Short task: Below are some entries; can you quote all of them exactly?

(Entries with figure data)
----

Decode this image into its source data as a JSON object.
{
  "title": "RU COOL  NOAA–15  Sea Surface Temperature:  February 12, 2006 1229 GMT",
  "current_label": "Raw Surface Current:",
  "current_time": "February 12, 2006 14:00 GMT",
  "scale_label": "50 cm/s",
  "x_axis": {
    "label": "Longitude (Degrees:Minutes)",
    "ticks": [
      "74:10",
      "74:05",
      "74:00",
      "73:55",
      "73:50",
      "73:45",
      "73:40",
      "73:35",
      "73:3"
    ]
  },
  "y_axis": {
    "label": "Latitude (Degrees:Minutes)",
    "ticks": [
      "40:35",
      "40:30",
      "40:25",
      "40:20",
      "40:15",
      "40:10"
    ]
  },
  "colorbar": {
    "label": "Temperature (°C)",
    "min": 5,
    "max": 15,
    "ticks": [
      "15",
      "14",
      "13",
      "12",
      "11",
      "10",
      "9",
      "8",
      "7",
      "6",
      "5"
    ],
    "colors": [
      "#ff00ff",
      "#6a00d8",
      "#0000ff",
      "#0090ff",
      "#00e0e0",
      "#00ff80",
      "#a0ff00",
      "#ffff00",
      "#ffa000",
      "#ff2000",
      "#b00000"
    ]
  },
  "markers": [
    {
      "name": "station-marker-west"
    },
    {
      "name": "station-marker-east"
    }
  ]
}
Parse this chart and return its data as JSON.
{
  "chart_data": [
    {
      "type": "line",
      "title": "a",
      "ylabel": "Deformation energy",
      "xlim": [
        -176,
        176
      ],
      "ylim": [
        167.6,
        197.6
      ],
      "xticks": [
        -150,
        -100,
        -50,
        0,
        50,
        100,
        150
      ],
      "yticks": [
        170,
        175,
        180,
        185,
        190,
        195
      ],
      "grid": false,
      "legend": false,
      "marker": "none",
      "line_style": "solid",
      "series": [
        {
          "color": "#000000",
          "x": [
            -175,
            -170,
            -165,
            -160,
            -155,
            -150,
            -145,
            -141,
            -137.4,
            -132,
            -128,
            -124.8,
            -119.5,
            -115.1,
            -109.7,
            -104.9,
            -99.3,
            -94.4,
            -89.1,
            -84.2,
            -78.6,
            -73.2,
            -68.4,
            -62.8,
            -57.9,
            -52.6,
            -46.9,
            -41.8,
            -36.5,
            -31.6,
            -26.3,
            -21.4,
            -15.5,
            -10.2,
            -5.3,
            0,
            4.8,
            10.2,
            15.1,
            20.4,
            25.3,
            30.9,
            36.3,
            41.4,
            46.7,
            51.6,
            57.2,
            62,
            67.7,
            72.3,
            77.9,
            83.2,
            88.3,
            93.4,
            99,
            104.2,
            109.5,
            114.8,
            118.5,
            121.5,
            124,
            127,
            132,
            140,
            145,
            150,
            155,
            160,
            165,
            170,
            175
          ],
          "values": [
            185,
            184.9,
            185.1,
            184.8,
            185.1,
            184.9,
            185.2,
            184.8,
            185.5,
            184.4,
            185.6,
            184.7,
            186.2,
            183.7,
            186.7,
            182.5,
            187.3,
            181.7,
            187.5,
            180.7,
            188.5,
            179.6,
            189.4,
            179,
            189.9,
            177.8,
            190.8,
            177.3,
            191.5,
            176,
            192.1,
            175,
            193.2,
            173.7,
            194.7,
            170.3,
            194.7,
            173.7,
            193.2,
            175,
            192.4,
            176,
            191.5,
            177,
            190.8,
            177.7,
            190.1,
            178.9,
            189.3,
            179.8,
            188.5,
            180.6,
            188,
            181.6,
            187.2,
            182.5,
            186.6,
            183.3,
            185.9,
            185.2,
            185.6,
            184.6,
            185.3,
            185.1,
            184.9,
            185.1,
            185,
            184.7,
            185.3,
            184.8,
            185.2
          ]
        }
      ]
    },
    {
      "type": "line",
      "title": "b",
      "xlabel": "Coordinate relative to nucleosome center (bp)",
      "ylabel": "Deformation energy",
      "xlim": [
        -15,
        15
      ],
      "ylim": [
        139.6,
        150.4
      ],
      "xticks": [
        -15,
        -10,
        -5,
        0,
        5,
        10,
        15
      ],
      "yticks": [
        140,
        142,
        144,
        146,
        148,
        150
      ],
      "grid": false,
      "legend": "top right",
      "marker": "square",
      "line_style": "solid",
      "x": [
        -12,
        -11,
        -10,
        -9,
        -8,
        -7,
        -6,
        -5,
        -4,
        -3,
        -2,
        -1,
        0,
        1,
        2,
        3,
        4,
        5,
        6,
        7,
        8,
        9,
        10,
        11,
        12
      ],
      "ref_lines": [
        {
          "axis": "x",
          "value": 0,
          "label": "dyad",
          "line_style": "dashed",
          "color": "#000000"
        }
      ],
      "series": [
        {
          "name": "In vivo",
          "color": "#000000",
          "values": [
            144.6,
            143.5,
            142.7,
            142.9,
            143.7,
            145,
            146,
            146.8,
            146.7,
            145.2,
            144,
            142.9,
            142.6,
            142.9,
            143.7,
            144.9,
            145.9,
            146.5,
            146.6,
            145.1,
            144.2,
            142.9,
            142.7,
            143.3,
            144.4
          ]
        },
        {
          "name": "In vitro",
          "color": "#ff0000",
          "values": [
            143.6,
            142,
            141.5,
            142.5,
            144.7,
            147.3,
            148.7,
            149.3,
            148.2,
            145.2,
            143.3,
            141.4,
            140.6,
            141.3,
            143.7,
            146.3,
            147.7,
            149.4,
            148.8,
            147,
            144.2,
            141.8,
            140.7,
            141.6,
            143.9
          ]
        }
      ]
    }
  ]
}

----

Solution to the problem:
Decode this image into its source data as a JSON object.
{
  "title": "RU COOL  NOAA–15  Sea Surface Temperature:  February 12, 2006 1229 GMT",
  "current_label": "Raw Surface Current:",
  "current_time": "February 12, 2006 14:00 GMT",
  "scale_label": "50 cm/s",
  "x_axis": {
    "label": "Longitude (Degrees:Minutes)",
    "ticks": [
      "74:10",
      "74:05",
      "74:00",
      "73:55",
      "73:50",
      "73:45",
      "73:40",
      "73:35",
      "73:3"
    ]
  },
  "y_axis": {
    "label": "Latitude (Degrees:Minutes)",
    "ticks": [
      "40:35",
      "40:30",
      "40:25",
      "40:20",
      "40:15",
      "40:10"
    ]
  },
  "colorbar": {
    "label": "Temperature (°C)",
    "min": 5,
    "max": 15,
    "ticks": [
      "15",
      "14",
      "13",
      "12",
      "11",
      "10",
      "9",
      "8",
      "7",
      "6",
      "5"
    ],
    "colors": [
      "#ff00ff",
      "#6a00d8",
      "#0000ff",
      "#0090ff",
      "#00e0e0",
      "#00ff80",
      "#a0ff00",
      "#ffff00",
      "#ffa000",
      "#ff2000",
      "#b00000"
    ]
  },
  "markers": [
    {
      "name": "station-marker-west"
    },
    {
      "name": "station-marker-east"
    }
  ]
}
Parse this chart and return its data as JSON.
{
  "chart_data": [
    {
      "type": "line",
      "title": "a",
      "ylabel": "Deformation energy",
      "xlim": [
        -176,
        176
      ],
      "ylim": [
        167.6,
        197.6
      ],
      "xticks": [
        -150,
        -100,
        -50,
        0,
        50,
        100,
        150
      ],
      "yticks": [
        170,
        175,
        180,
        185,
        190,
        195
      ],
      "grid": false,
      "legend": false,
      "marker": "none",
      "line_style": "solid",
      "series": [
        {
          "color": "#000000",
          "x": [
            -175,
            -170,
            -165,
            -160,
            -155,
            -150,
            -145,
            -141,
            -137.4,
            -132,
            -128,
            -124.8,
            -119.5,
            -115.1,
            -109.7,
            -104.9,
            -99.3,
            -94.4,
            -89.1,
            -84.2,
            -78.6,
            -73.2,
            -68.4,
            -62.8,
            -57.9,
            -52.6,
            -46.9,
            -41.8,
            -36.5,
            -31.6,
            -26.3,
            -21.4,
            -15.5,
            -10.2,
            -5.3,
            0,
            4.8,
            10.2,
            15.1,
            20.4,
            25.3,
            30.9,
            36.3,
            41.4,
            46.7,
            51.6,
            57.2,
            62,
            67.7,
            72.3,
            77.9,
            83.2,
            88.3,
            93.4,
            99,
            104.2,
            109.5,
            114.8,
            118.5,
            121.5,
            124,
            127,
            132,
            140,
            145,
            150,
            155,
            160,
            165,
            170,
            175
          ],
          "values": [
            185,
            184.9,
            185.1,
            184.8,
            185.1,
            184.9,
            185.2,
            184.8,
            185.5,
            184.4,
            185.6,
            184.7,
            186.2,
            183.7,
            186.7,
            182.5,
            187.3,
            181.7,
            187.5,
            180.7,
            188.5,
            179.6,
            189.4,
            179,
            189.9,
            177.8,
            190.8,
            177.3,
            191.5,
            176,
            192.1,
            175,
            193.2,
            173.7,
            194.7,
            170.3,
            194.7,
            173.7,
            193.2,
            175,
            192.4,
            176,
            191.5,
            177,
            190.8,
            177.7,
            190.1,
            178.9,
            189.3,
            179.8,
            188.5,
            180.6,
            188,
            181.6,
            187.2,
            182.5,
            186.6,
            183.3,
            185.9,
            185.2,
            185.6,
            184.6,
            185.3,
            185.1,
            184.9,
            185.1,
            185,
            184.7,
            185.3,
            184.8,
            185.2
          ]
        }
      ]
    },
    {
      "type": "line",
      "title": "b",
      "xlabel": "Coordinate relative to nucleosome center (bp)",
      "ylabel": "Deformation energy",
      "xlim": [
        -15,
        15
      ],
      "ylim": [
        139.6,
        150.4
      ],
      "xticks": [
        -15,
        -10,
        -5,
        0,
        5,
        10,
        15
      ],
      "yticks": [
        140,
        142,
        144,
        146,
        148,
        150
      ],
      "grid": false,
      "legend": "top right",
      "marker": "square",
      "line_style": "solid",
      "x": [
        -12,
        -11,
        -10,
        -9,
        -8,
        -7,
        -6,
        -5,
        -4,
        -3,
        -2,
        -1,
        0,
        1,
        2,
        3,
        4,
        5,
        6,
        7,
        8,
        9,
        10,
        11,
        12
      ],
      "ref_lines": [
        {
          "axis": "x",
          "value": 0,
          "label": "dyad",
          "line_style": "dashed",
          "color": "#000000"
        }
      ],
      "series": [
        {
          "name": "In vivo",
          "color": "#000000",
          "values": [
            144.6,
            143.5,
            142.7,
            142.9,
            143.7,
            145,
            146,
            146.8,
            146.7,
            145.2,
            144,
            142.9,
            142.6,
            142.9,
            143.7,
            144.9,
            145.9,
            146.5,
            146.6,
            145.1,
            144.2,
            142.9,
            142.7,
            143.3,
            144.4
          ]
        },
        {
          "name": "In vitro",
          "color": "#ff0000",
          "values": [
            143.6,
            142,
            141.5,
            142.5,
            144.7,
            147.3,
            148.7,
            149.3,
            148.2,
            145.2,
            143.3,
            141.4,
            140.6,
            141.3,
            143.7,
            146.3,
            147.7,
            149.4,
            148.8,
            147,
            144.2,
            141.8,
            140.7,
            141.6,
            143.9
          ]
        }
      ]
    }
  ]
}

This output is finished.